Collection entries
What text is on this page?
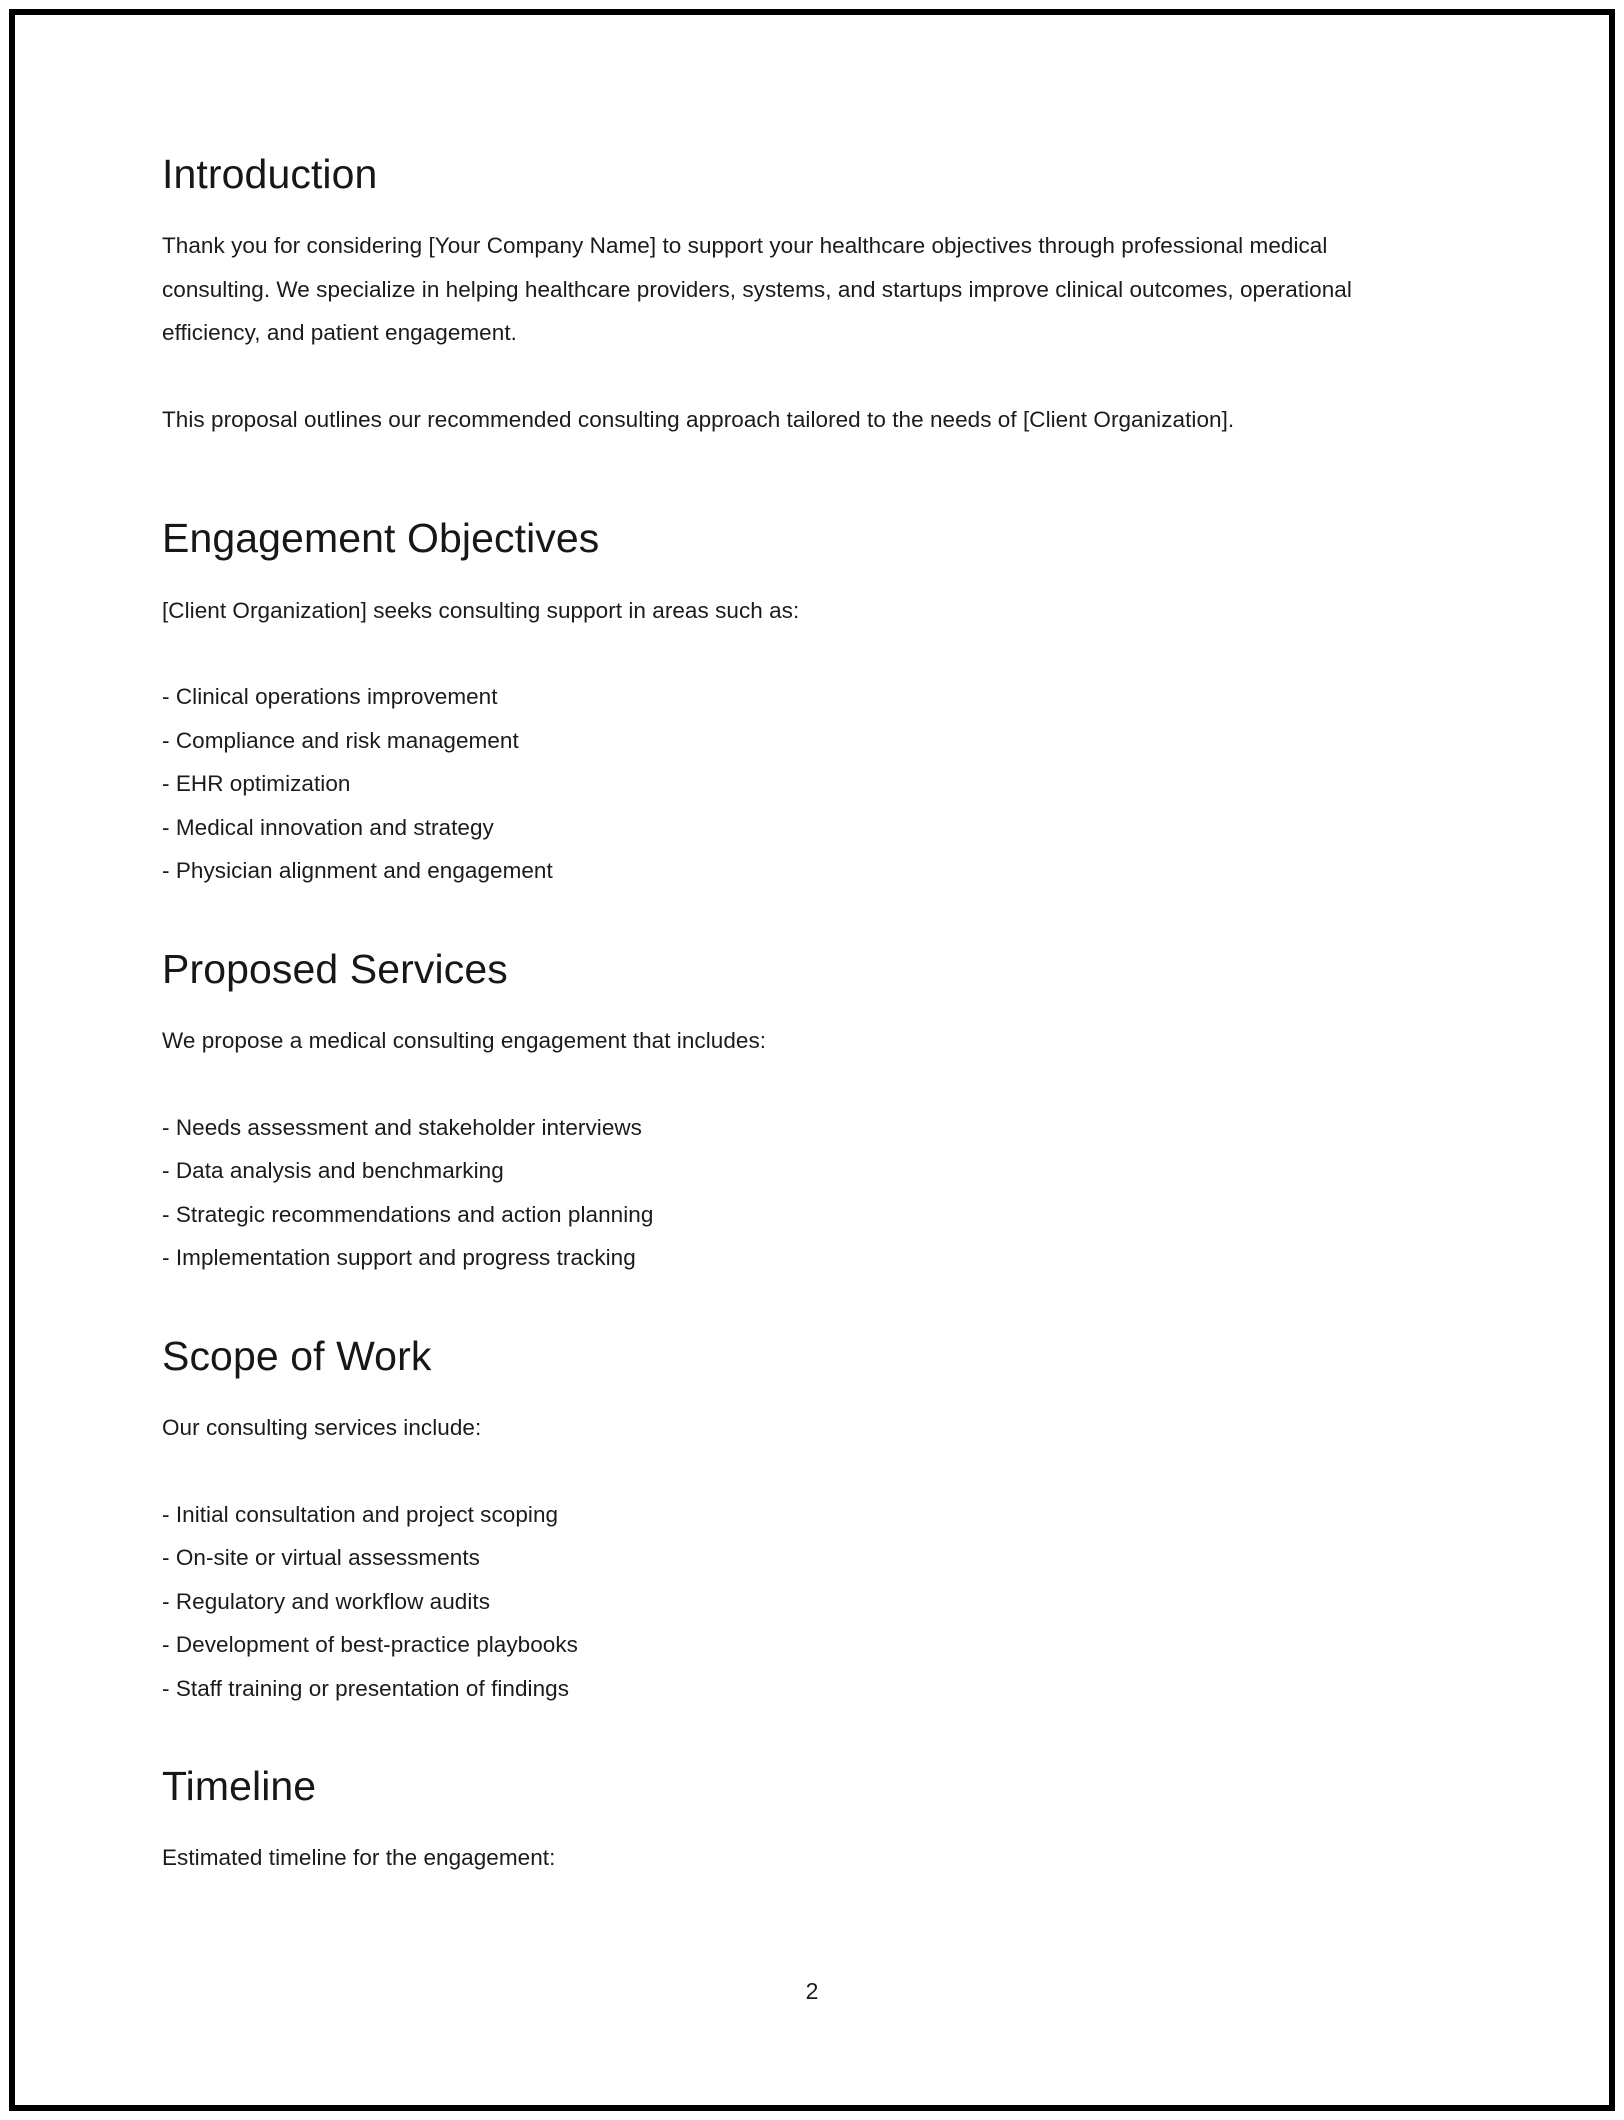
Introduction

Thank you for considering [Your Company Name] to support your healthcare objectives through professional medical consulting. We specialize in helping healthcare providers, systems, and startups improve clinical outcomes, operational efficiency, and patient engagement.

This proposal outlines our recommended consulting approach tailored to the needs of [Client Organization].

Engagement Objectives

[Client Organization] seeks consulting support in areas such as:

- Clinical operations improvement
- Compliance and risk management
- EHR optimization
- Medical innovation and strategy
- Physician alignment and engagement
Proposed Services

We propose a medical consulting engagement that includes:

- Needs assessment and stakeholder interviews
- Data analysis and benchmarking
- Strategic recommendations and action planning
- Implementation support and progress tracking
Scope of Work

Our consulting services include:

- Initial consultation and project scoping
- On-site or virtual assessments
- Regulatory and workflow audits
- Development of best-practice playbooks
- Staff training or presentation of findings
Timeline

Estimated timeline for the engagement:

2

- _Aim of the task_
Print all the records again exactly; do not include any picture.

- _Completed task_
What text is on this page?
Introduction

Thank you for considering [Your Company Name] to support your healthcare objectives through professional medical consulting. We specialize in helping healthcare providers, systems, and startups improve clinical outcomes, operational efficiency, and patient engagement.

This proposal outlines our recommended consulting approach tailored to the needs of [Client Organization].

Engagement Objectives

[Client Organization] seeks consulting support in areas such as:

- Clinical operations improvement
- Compliance and risk management
- EHR optimization
- Medical innovation and strategy
- Physician alignment and engagement
Proposed Services

We propose a medical consulting engagement that includes:

- Needs assessment and stakeholder interviews
- Data analysis and benchmarking
- Strategic recommendations and action planning
- Implementation support and progress tracking
Scope of Work

Our consulting services include:

- Initial consultation and project scoping
- On-site or virtual assessments
- Regulatory and workflow audits
- Development of best-practice playbooks
- Staff training or presentation of findings
Timeline

Estimated timeline for the engagement:

2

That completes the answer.